[start of GIVEN RECORDS]

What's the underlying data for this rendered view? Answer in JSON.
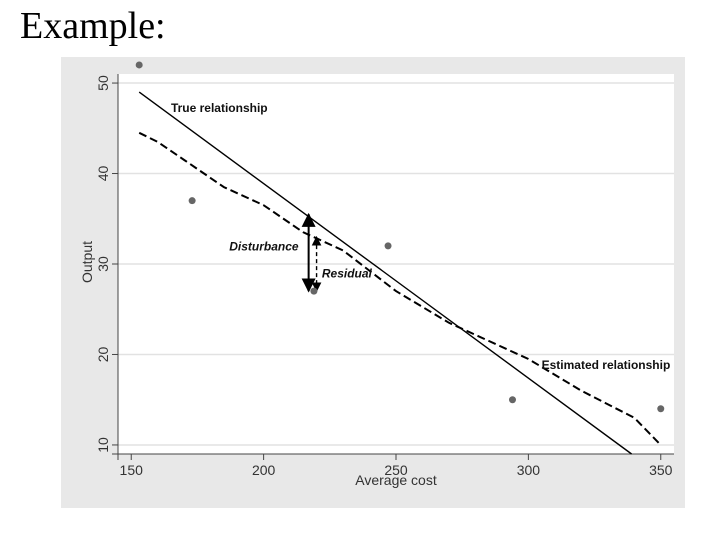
{
  "slide": {
    "title": "Example:"
  },
  "chart_data": {
    "type": "scatter",
    "xlabel": "Average cost",
    "ylabel": "Output",
    "xlim": [
      145,
      355
    ],
    "ylim": [
      9,
      51
    ],
    "x_ticks": [
      150,
      200,
      250,
      300,
      350
    ],
    "y_ticks": [
      10,
      20,
      30,
      40,
      50
    ],
    "grid": "horizontal",
    "points": [
      {
        "x": 153,
        "y": 52
      },
      {
        "x": 173,
        "y": 37
      },
      {
        "x": 219,
        "y": 27
      },
      {
        "x": 247,
        "y": 32
      },
      {
        "x": 294,
        "y": 15
      },
      {
        "x": 350,
        "y": 14
      }
    ],
    "series": [
      {
        "name": "True relationship",
        "style": "solid",
        "x": [
          153,
          339
        ],
        "y": [
          49,
          9
        ]
      },
      {
        "name": "Estimated relationship",
        "style": "dashed",
        "x": [
          153,
          160,
          170,
          185,
          200,
          215,
          230,
          250,
          270,
          300,
          320,
          340,
          350
        ],
        "y": [
          44.5,
          43.5,
          41.5,
          38.5,
          36.5,
          33.5,
          31.5,
          27,
          23.5,
          19.5,
          16,
          13,
          10
        ]
      }
    ],
    "annotations": [
      {
        "text": "True relationship",
        "x": 165,
        "y": 46.8,
        "style": "bold"
      },
      {
        "text": "Disturbance",
        "x": 187,
        "y": 31.5,
        "style": "bold-italic"
      },
      {
        "text": "Residual",
        "x": 222,
        "y": 28.5,
        "style": "bold-italic"
      },
      {
        "text": "Estimated relationship",
        "x": 305,
        "y": 18.4,
        "style": "bold"
      }
    ],
    "arrows": [
      {
        "name": "disturbance",
        "x": 217,
        "y_from": 35.5,
        "y_to": 27,
        "style": "solid"
      },
      {
        "name": "residual",
        "x": 220,
        "y_from": 27,
        "y_to": 33,
        "style": "dashed"
      }
    ],
    "colors": {
      "panel": "#e8e8e8",
      "plot": "#ffffff",
      "grid": "#e2e2e2",
      "point": "#666666",
      "line": "#000000"
    }
  }
}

[end of GIVEN RECORDS]

▶ _AIM_:
Look through the data above. Each line containing the word "text" needs to be copied.

▶ _CORRECT OUTPUT_:
        "text": "True relationship",
        "text": "Disturbance",
        "text": "Residual",
        "text": "Estimated relationship",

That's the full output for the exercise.